→ **TAREFA PROPOSTA 1**
Reescreva como uma lista JSON de strings as linhas dos registros, começando pela primeira linha e parando depois da linha que contém "623, 46, 639]", com as duas pontas incluídas. Use uma string por linha e deixe de fora as linhas em branco.

***** TRECHO PARA LEITURA *****

Em delírio, quase convulsionando, Velho (o desdentado Nelson Sargento) diz a João (o colosso paraibano Luís Carlos Vasconcelos), ambos numa cela suja de um presídio no centro do Rio: "Vai mudar tudo, João: o 1 vai virar 2, o 9 vai virar 0, o outro 9 vai virar 0 e o outro 9 vai virar 0".
Consta que dois dos maiores bancos brasileiros gastaram R$ 203 milhões para fazer frente à dificuldade que os computadores teriam para ler o último par de zeros do ano que enlouquece Velho.
Não se fala do bug em "O Primeiro Dia", o filme de Walter Sal-les/Daniela Thomas há dois meses em cartaz. Ao menos em sua definição mais exata, menos metafórica. Há lá um bug qualquer na cabeça dos personagens. Maria é abandonada pelo marido já que, como ele justifica num bilhete, "se há um dia para fazer alguma coisa, esse dia é hoje".
Maria então decide se suicidar, jogando-se do teto de seu predinho vizinho ao morro, e em meio ao foguetório do réveillon carioca. Escondido no teto, fugido do morro, onde fora liquidar um amigo de infância, João impede a queda de Maria e, abraçado a ela, empunhando o revólver, grita: "Ninguém morre mais".
O pulo entre o argumento e o roteiro do filme é pequeno. "O Primeiro Dia", não sou o primeiro a dizer, parece um curta-metragem. Tem, de fato, uma restrição de duração -o filme fora encomendado por uma TV francesa e teria de durar 60 minutos; em sua versão para cinema, ganhou 13 minutos- e o esquematismo de um curta. Seguimos João, seguimos Maria, ambos se encontram, vivem uma paralisação momentânea, improvável e poética do tempo, o filme acaba.
Mas é aí mesmo que é bastante cinema. O encontro de João e Maria, sob os fogos do Rio -cena filmada em tempo real, no revéillon carioca de 96-, tem enorme impacto visual. A câmera giratória aliada -dê-se também o crédito- à música é irresistível.
Não há sociologia, utopia, nada. O encontro impossível de um detento de classe baixa com uma professora de classe média arruinada não representa qualquer idéia de mobilidade social, nenhum sonho de comunhão rastaquera em homenagem ao terceiro milênio. Se o morro se encontra com Copacabana ou com a Gávea, é por meio de uma bala perdida, de um papelote de pó.

***** CONJUNTO DE REGISTROS *****

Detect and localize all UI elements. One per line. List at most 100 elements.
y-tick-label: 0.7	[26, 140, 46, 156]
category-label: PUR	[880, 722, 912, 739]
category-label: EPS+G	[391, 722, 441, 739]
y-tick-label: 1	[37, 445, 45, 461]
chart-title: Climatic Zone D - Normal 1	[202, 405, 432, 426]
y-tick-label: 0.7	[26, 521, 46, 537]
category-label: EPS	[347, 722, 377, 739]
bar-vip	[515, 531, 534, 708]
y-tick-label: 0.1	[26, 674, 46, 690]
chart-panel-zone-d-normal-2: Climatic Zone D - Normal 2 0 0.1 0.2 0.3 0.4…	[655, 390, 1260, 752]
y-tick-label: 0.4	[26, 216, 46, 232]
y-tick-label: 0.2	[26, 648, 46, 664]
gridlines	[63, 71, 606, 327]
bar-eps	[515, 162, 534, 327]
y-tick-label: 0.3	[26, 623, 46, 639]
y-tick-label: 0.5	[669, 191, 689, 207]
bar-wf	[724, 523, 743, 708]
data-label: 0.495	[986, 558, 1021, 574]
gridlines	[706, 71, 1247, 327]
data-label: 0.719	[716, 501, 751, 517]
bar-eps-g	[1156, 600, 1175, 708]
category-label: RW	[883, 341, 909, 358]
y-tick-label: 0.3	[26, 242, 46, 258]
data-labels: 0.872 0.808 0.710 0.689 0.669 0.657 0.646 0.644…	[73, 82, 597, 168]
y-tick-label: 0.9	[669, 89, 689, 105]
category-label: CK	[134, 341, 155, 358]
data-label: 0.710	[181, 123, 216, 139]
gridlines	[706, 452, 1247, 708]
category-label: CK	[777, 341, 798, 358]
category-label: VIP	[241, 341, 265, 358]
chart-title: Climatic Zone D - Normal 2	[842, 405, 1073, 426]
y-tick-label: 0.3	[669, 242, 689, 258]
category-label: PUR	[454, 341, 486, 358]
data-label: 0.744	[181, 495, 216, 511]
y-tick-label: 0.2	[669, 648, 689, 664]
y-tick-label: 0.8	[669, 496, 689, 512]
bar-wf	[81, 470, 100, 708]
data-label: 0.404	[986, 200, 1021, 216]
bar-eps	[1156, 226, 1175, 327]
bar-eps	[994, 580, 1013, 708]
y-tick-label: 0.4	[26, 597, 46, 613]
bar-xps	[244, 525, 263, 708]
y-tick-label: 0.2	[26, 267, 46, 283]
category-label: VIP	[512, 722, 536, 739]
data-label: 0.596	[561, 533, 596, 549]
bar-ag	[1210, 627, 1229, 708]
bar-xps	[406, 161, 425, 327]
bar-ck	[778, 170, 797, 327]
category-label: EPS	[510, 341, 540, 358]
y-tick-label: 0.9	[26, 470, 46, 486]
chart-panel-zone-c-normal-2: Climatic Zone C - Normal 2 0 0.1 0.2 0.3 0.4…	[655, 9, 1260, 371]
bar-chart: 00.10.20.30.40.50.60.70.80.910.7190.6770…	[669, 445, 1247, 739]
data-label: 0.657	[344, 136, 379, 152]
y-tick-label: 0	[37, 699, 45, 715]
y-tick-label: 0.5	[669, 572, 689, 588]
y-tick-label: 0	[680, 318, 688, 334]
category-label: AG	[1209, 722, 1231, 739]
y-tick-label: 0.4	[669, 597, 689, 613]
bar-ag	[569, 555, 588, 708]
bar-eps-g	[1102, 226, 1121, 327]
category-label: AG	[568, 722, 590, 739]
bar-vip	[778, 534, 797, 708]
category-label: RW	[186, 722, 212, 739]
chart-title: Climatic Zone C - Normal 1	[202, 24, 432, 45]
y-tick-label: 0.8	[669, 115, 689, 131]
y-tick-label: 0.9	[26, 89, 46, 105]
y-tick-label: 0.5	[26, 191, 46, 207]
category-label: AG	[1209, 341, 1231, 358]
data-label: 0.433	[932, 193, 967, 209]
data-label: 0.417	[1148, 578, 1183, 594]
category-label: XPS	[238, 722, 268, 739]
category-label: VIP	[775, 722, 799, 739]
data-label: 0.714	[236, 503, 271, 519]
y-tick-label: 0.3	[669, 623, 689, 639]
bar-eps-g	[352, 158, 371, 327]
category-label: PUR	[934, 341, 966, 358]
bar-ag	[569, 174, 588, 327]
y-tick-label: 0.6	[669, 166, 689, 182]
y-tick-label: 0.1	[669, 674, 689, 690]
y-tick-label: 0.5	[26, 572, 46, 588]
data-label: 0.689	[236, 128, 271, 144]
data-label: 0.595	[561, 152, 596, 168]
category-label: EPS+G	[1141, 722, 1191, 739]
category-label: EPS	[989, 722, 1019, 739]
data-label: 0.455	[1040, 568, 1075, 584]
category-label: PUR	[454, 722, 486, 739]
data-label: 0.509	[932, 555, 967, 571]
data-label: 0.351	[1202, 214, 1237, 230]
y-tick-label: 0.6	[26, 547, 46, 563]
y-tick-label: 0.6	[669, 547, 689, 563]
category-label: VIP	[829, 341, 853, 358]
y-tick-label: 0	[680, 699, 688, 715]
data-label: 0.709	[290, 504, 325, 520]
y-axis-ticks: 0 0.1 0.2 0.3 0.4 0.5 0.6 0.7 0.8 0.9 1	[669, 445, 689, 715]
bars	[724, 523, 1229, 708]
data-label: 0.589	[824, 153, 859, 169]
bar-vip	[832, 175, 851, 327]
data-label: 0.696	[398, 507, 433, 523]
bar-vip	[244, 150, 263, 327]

*****

→ **TAREFA PROPOSTA 2**
Diga se cada afirmação abaixo está de acordo com o trecho sobre o filme "O Primeiro Dia". Responda sim ou não e cite, sem alterar, as palavras do trecho que decidem a resposta. (a) O filme foi encomendado por uma TV francesa. (b) A versão para cinema ficou mais curta do que a duração prevista na encomenda. (c) A cena do encontro de João e Maria foi filmada no réveillon de 98.

→ **RESPOSTA COMPLETA 1**
[
  "Detect and localize all UI elements. One per line. List at most 100 elements.",
  "y-tick-label: 0.7\t[26, 140, 46, 156]",
  "category-label: PUR\t[880, 722, 912, 739]",
  "category-label: EPS+G\t[391, 722, 441, 739]",
  "y-tick-label: 1\t[37, 445, 45, 461]",
  "chart-title: Climatic Zone D - Normal 1\t[202, 405, 432, 426]",
  "y-tick-label: 0.7\t[26, 521, 46, 537]",
  "category-label: EPS\t[347, 722, 377, 739]",
  "bar-vip\t[515, 531, 534, 708]",
  "y-tick-label: 0.1\t[26, 674, 46, 690]",
  "chart-panel-zone-d-normal-2: Climatic Zone D - Normal 2 0 0.1 0.2 0.3 0.4…\t[655, 390, 1260, 752]",
  "y-tick-label: 0.4\t[26, 216, 46, 232]",
  "y-tick-label: 0.2\t[26, 648, 46, 664]",
  "gridlines\t[63, 71, 606, 327]",
  "bar-eps\t[515, 162, 534, 327]",
  "y-tick-label: 0.3\t[26, 623, 46, 639]"
]

→ **RESPOSTA COMPLETA 2**
(a) Sim: "o filme fora encomendado por uma TV francesa e teria de durar 60 minutos".
(b) Não: "em sua versão para cinema, ganhou 13 minutos".
(c) Não: "cena filmada em tempo real, no revéillon carioca de 96".